**Ausgewählter Auszug**
Gabriel Felbermayr, Direktor des Wirtschaftsforschungsinstitutes Wifo, hält eine Rezession im Herbst für möglich und erwartet für kommenden Donnerstag eine weitere Zinserhöhung der Europäischen Zentralbank (EZB). Dass der Mietpreisdeckel und andere Regierungsmaßnahmen schon in den nächsten Monaten greifen werden, glaubt er weniger, sagte er in der ORF-Sendung "Im Zentrum" Sonntagabend. Für SPÖ und FPÖ trägt die Regierung Schuld an der hohen Inflation, die ÖVP widerspricht.
"Wir brauchen Optimismus und Zuversicht", so ÖVP-Abgeordneter Andreas Hanger. SPÖ-Gewerkschafter Josef Muchitsch und Dagmar Belakowitsch, stellvertretende Klubobfrau der FPÖ, quittierten das unisono mit der Aufforderung: "Machts endlich was." Felbermayr wiederum verwies darauf, dass die real verfügbaren Einkommen der Haushalte "relativ konstant" seien, was eine Folge der Einmalzahlungen gewesen sei. Von diesen hätten insbesondere untere Einkommensgruppen profitiert, in der Mittelschicht sehe das schon etwas anders aus.
Klar ist laut dem Ökonomen, dass eine hohe Inflation auch für hohe Lohnabschlüsse sorgt - aber nachdenkenswert sollte es sein, bei den Lohnverhandlungen nicht die rollierende Inflation (die zurückliegende Teuerung der vergangenen zwölf Monate), sondern eine zeitnähere Inflationsrate heranzuziehen. Das gehe sich aber bei der heurigen Herbstlohnrunde wohl nicht mehr aus.
Dazu stellte Gewerkschafter Muchitsch klar: "Über die rollierende Inflation plus sonstiges werden wir nicht hinwegkommen." Georg Knill, Obmann der Industriellenvereinigung (IV), wiederum betonte, dass die Wirtschaft nicht die ganze Last der Teuerung bei der Herbstlohnrunde tragen könne. So müssten auch Kommunen und Gemeinden ihren Beitrag durch eine Abgabenreduktion leisten. Die Industrie erwarte eine Rezession von bis zu minus vier Prozent, es herrsche eine große Sorge vor dem Abschwung.

**Die Datensätze**
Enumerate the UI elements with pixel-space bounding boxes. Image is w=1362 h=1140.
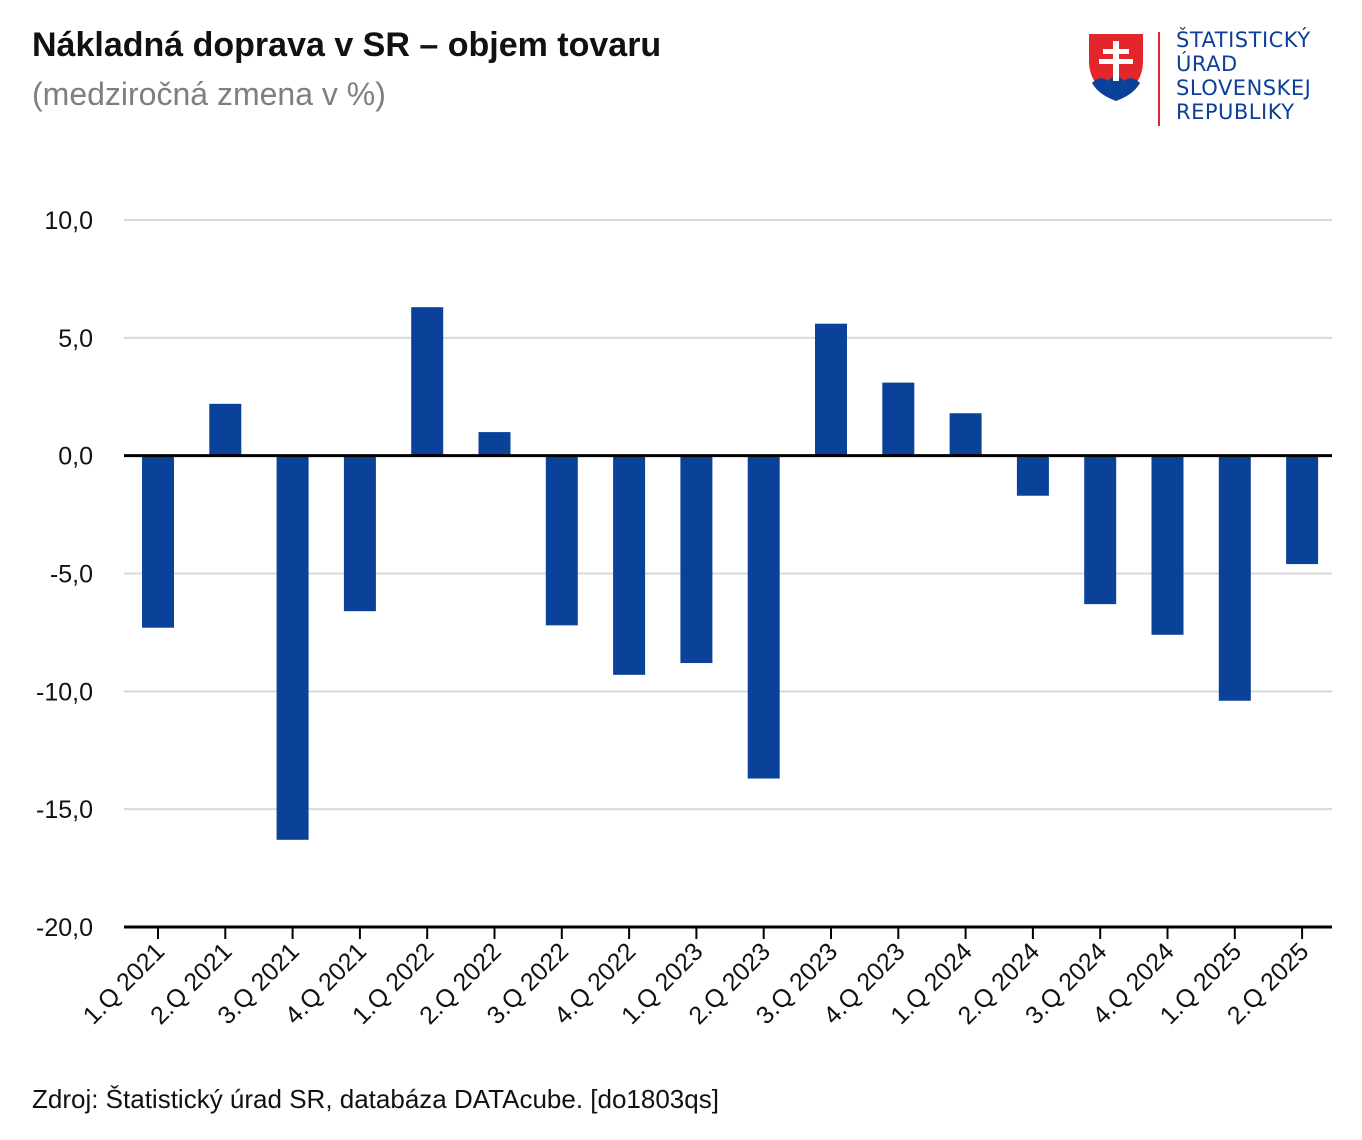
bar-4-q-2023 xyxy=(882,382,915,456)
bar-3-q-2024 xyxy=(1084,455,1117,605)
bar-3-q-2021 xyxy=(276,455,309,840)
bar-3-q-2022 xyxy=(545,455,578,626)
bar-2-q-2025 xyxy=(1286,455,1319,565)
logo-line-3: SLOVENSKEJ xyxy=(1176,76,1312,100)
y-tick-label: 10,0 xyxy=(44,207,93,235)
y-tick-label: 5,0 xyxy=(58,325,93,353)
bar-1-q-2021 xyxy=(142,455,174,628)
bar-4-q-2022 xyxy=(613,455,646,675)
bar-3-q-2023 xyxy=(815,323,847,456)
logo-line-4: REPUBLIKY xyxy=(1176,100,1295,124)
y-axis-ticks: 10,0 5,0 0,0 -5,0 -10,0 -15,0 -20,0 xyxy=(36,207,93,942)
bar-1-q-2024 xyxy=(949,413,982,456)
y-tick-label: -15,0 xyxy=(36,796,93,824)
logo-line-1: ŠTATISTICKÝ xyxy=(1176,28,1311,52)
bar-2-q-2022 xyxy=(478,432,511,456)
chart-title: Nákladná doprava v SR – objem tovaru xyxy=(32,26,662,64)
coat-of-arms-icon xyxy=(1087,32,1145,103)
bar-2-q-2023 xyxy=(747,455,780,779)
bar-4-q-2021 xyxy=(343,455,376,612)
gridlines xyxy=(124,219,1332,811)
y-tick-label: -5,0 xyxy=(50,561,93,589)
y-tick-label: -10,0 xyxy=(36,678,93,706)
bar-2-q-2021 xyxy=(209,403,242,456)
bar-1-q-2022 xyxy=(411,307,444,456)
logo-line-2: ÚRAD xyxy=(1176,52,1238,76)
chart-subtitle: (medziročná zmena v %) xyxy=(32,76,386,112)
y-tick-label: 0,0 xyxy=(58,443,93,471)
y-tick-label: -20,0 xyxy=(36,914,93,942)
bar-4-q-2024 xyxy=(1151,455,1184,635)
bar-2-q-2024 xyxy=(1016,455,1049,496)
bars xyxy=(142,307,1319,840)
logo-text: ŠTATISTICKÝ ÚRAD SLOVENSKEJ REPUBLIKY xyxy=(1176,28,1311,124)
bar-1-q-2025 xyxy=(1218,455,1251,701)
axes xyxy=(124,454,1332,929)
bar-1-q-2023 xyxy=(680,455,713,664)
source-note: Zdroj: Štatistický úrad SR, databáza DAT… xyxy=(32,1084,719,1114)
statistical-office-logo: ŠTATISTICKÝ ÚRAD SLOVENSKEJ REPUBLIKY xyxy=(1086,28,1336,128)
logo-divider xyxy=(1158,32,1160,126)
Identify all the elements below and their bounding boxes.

---

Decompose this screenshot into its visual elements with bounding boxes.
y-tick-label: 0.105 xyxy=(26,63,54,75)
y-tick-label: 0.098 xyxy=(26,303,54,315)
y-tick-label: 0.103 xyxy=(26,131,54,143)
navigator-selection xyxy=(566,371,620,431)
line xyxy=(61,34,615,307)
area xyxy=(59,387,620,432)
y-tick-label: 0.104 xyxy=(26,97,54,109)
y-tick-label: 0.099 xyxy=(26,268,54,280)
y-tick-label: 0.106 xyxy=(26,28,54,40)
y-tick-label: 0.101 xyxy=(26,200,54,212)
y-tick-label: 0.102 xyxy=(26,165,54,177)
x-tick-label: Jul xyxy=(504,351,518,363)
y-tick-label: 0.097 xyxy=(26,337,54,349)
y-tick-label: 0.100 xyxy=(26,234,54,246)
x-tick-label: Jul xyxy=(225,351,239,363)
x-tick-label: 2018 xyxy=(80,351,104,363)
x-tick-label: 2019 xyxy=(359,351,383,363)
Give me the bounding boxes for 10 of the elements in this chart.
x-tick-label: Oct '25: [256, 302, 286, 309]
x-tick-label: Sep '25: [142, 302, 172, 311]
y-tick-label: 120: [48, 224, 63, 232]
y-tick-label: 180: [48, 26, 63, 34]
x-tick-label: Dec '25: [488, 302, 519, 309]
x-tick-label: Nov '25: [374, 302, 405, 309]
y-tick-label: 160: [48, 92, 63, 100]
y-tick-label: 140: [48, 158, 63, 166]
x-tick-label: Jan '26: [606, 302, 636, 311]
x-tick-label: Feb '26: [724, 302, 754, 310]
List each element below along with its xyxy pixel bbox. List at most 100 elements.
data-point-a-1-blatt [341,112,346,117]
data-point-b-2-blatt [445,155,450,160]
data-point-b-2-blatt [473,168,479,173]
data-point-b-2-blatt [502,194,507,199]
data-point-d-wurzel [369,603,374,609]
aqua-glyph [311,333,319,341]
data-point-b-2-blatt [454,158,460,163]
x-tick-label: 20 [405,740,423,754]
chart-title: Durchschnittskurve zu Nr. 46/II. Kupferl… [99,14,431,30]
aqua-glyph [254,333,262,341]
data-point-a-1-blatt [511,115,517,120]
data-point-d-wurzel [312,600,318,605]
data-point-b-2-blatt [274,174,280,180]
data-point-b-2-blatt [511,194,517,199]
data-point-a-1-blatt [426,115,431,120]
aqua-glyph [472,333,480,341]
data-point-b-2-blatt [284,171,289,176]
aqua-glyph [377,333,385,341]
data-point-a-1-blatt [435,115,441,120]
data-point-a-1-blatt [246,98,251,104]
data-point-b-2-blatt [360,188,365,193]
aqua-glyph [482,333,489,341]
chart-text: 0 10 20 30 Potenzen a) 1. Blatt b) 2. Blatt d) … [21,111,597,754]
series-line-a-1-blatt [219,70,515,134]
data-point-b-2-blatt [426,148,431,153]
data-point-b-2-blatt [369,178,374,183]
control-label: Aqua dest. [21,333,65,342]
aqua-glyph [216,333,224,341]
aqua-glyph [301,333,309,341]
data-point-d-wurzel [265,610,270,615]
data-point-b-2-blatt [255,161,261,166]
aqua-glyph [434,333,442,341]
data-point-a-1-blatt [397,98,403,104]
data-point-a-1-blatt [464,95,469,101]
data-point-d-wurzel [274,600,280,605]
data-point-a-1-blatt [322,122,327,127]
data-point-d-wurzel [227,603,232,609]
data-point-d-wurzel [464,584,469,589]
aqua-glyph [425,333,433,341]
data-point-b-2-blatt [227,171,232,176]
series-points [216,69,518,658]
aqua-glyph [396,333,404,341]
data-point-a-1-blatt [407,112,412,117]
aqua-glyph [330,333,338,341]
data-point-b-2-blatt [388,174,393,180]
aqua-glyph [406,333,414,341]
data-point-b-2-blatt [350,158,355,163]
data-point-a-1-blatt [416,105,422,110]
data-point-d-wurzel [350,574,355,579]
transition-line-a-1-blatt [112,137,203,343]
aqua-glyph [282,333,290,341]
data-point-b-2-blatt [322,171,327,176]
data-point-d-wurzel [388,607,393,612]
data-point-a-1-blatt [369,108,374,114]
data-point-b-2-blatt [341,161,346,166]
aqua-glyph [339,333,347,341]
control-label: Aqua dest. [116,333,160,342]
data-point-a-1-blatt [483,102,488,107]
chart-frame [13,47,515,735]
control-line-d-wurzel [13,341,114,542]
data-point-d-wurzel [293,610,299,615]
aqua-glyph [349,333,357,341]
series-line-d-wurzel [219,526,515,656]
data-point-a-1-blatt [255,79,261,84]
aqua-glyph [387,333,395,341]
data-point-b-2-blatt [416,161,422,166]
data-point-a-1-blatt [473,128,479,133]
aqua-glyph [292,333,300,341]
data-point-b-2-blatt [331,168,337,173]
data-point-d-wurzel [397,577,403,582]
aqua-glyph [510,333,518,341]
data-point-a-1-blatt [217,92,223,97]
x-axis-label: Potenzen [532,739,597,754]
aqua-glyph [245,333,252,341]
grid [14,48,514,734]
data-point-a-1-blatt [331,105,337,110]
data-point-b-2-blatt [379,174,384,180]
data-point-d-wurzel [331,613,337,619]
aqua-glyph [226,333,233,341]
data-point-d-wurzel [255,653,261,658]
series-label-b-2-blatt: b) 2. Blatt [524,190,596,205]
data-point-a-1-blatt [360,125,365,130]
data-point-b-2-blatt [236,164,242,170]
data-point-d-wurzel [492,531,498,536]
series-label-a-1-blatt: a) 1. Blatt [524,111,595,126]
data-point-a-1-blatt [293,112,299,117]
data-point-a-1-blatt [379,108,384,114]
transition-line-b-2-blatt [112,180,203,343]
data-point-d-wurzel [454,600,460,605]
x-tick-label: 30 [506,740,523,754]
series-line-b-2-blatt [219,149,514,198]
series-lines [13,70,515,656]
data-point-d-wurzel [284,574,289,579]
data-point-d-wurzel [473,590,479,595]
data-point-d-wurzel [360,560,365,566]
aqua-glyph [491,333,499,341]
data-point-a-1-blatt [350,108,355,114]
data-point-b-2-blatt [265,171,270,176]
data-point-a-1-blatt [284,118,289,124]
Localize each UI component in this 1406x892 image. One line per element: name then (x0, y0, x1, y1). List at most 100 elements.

...

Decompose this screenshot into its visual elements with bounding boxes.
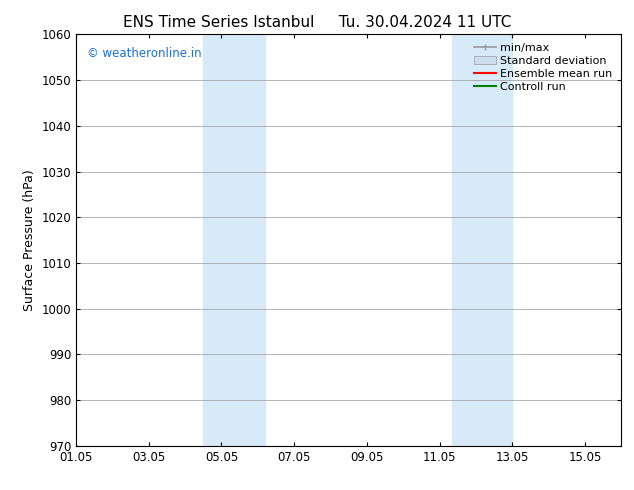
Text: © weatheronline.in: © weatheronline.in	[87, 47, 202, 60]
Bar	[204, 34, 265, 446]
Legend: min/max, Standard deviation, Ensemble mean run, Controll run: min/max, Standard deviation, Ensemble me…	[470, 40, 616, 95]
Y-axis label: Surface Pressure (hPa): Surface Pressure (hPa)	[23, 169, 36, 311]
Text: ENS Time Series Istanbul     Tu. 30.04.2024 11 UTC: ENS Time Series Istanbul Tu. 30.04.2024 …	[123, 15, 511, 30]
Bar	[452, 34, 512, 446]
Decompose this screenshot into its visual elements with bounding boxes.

**Übungsaufgaben**
1. Schreibe aus dem Auszug zur Inflationsdebatte den Abschnitt wortgetreu ab, beginnend bei „Gabriel Felbermayr, Direktor“ und endend bei „die ÖVP widerspricht.“.
2. Gib aus den Datensätzen nur die Zeilen als nummerierte Liste wieder, beginnend mit der Zeile, die „List each element“ enthält, und endend mit der Zeile, die „data-point-b-2-blatt [284,171,289,176]“ enthält. Leerzeilen lässt du weg.
Die Datensätze haben mit dem Auszug nichts zu tun.

**Erwartete Antworten**
1.
Gabriel Felbermayr, Direktor des Wirtschaftsforschungsinstitutes Wifo, hält eine Rezession im Herbst für möglich und erwartet für kommenden Donnerstag eine weitere Zinserhöhung der Europäischen Zentralbank (EZB). Dass der Mietpreisdeckel und andere Regierungsmaßnahmen schon in den nächsten Monaten greifen werden, glaubt er weniger, sagte er in der ORF-Sendung "Im Zentrum" Sonntagabend. Für SPÖ und FPÖ trägt die Regierung Schuld an der hohen Inflation, die ÖVP widerspricht.

2.
1. List each element below along with its xyxy pixel bbox. List at most 100 elements.
2. data-point-a-1-blatt [341,112,346,117]
3. data-point-b-2-blatt [445,155,450,160]
4. data-point-b-2-blatt [473,168,479,173]
5. data-point-b-2-blatt [502,194,507,199]
6. data-point-d-wurzel [369,603,374,609]
7. aqua-glyph [311,333,319,341]
8. data-point-b-2-blatt [454,158,460,163]
9. x-tick-label: 20 [405,740,423,754]
10. chart-title: Durchschnittskurve zu Nr. 46/II. Kupferl… [99,14,431,30]
11. aqua-glyph [254,333,262,341]
12. data-point-a-1-blatt [511,115,517,120]
13. data-point-d-wurzel [312,600,318,605]
14. data-point-b-2-blatt [274,174,280,180]
15. data-point-b-2-blatt [511,194,517,199]
16. data-point-a-1-blatt [426,115,431,120]
17. aqua-glyph [472,333,480,341]
18. data-point-b-2-blatt [284,171,289,176]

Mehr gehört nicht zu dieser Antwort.